Filter this material down to the lines that hold "Testamentvollstrecker", copying each one.

Saved data entries:
::::::::::

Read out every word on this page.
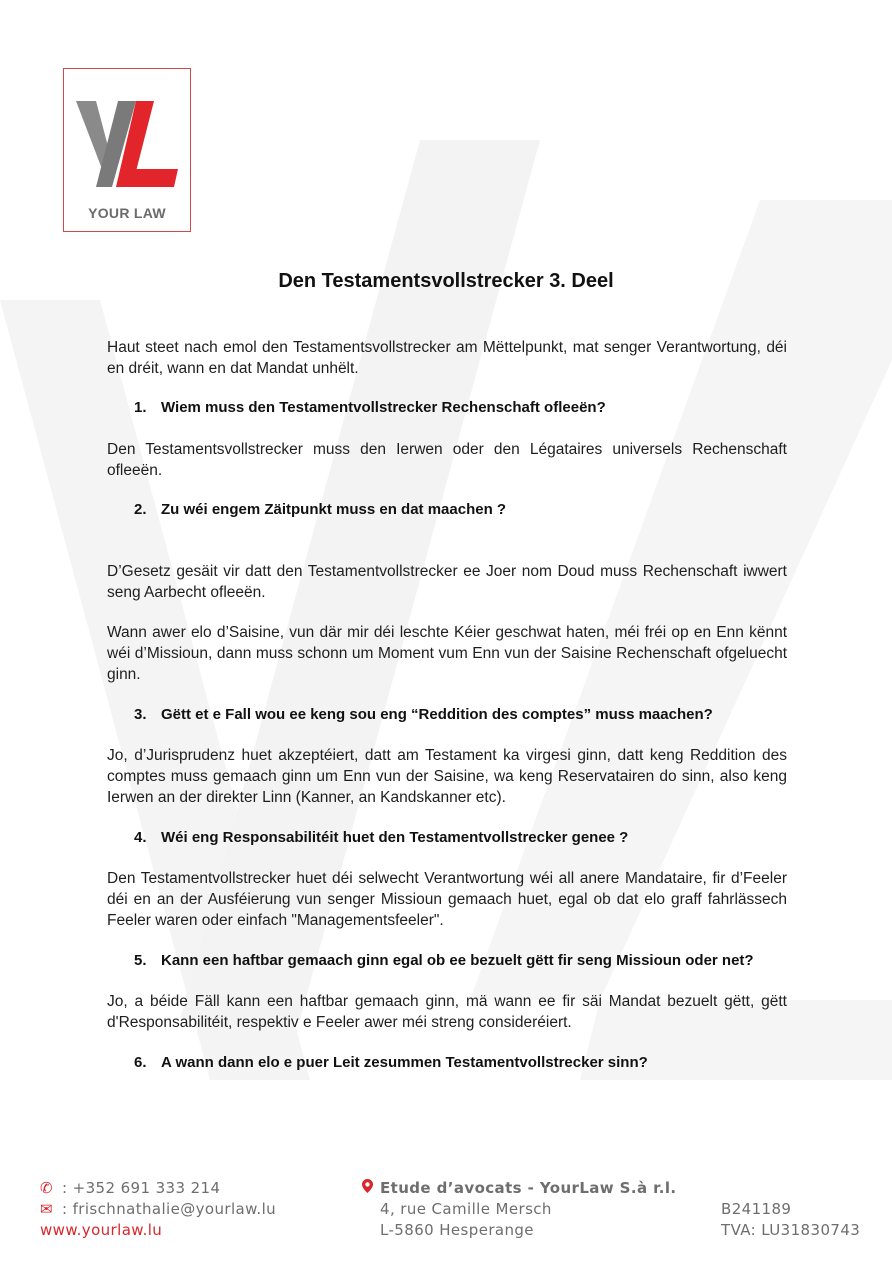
YOUR LAW
Den Testamentsvollstrecker 3. Deel

Haut steet nach emol den Testamentsvollstrecker am Mëttelpunkt, mat senger Verantwortung, déi en dréit, wann en dat Mandat unhëlt.

1. Wiem muss den Testamentvollstrecker Rechenschaft ofleeën?

Den Testamentsvollstrecker muss den Ierwen oder den Légataires universels Rechenschaft ofleeën.

2. Zu wéi engem Zäitpunkt muss en dat maachen ?

D’Gesetz gesäit vir datt den Testamentvollstrecker ee Joer nom Doud muss Rechenschaft iwwert seng Aarbecht ofleeën.

Wann awer elo d’Saisine, vun där mir déi leschte Kéier geschwat haten, méi fréi op en Enn kënnt wéi d’Missioun, dann muss schonn um Moment vum Enn vun der Saisine Rechenschaft ofgeluecht ginn.

3. Gëtt et e Fall wou ee keng sou eng “Reddition des comptes” muss maachen?

Jo, d’Jurisprudenz huet akzeptéiert, datt am Testament ka virgesi ginn, datt keng Reddition des comptes muss gemaach ginn um Enn vun der Saisine, wa keng Reservatairen do sinn, also keng Ierwen an der direkter Linn (Kanner, an Kandskanner etc).

4. Wéi eng Responsabilitéit huet den Testamentvollstrecker genee ?

Den Testamentvollstrecker huet déi selwecht Verantwortung wéi all anere Mandataire, fir d’Feeler déi en an der Ausféierung vun senger Missioun gemaach huet, egal ob dat elo graff fahrlässech Feeler waren oder einfach "Managementsfeeler".

5. Kann een haftbar gemaach ginn egal ob ee bezuelt gëtt fir seng Missioun oder net?

Jo, a béide Fäll kann een haftbar gemaach ginn, mä wann ee fir säi Mandat bezuelt gëtt, gëtt d'Responsabilitéit, respektiv e Feeler awer méi streng consideréiert.

6. A wann dann elo e puer Leit zesummen Testamentvollstrecker sinn?
✆ : +352 691 333 214
✉ : frischnathalie@yourlaw.lu
www.yourlaw.lu
Etude d’avocats - YourLaw S.à r.l.
4, rue Camille Mersch
L-5860 Hesperange
B241189
TVA: LU31830743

::::::::::

RESULT OF THIS EXERCISE:
1. Wiem muss den Testamentvollstrecker Rechenschaft ofleeën?
D’Gesetz gesäit vir datt den Testamentvollstrecker ee Joer nom Doud muss Rechenschaft iwwert seng Aarbecht ofleeën.
4. Wéi eng Responsabilitéit huet den Testamentvollstrecker genee ?
Den Testamentvollstrecker huet déi selwecht Verantwortung wéi all anere Mandataire, fir d’Feeler déi en an der Ausféierung vun senger Missioun gemaach huet, egal ob dat elo graff fahrlässech Feeler waren oder einfach "Managementsfeeler".
6. A wann dann elo e puer Leit zesummen Testamentvollstrecker sinn?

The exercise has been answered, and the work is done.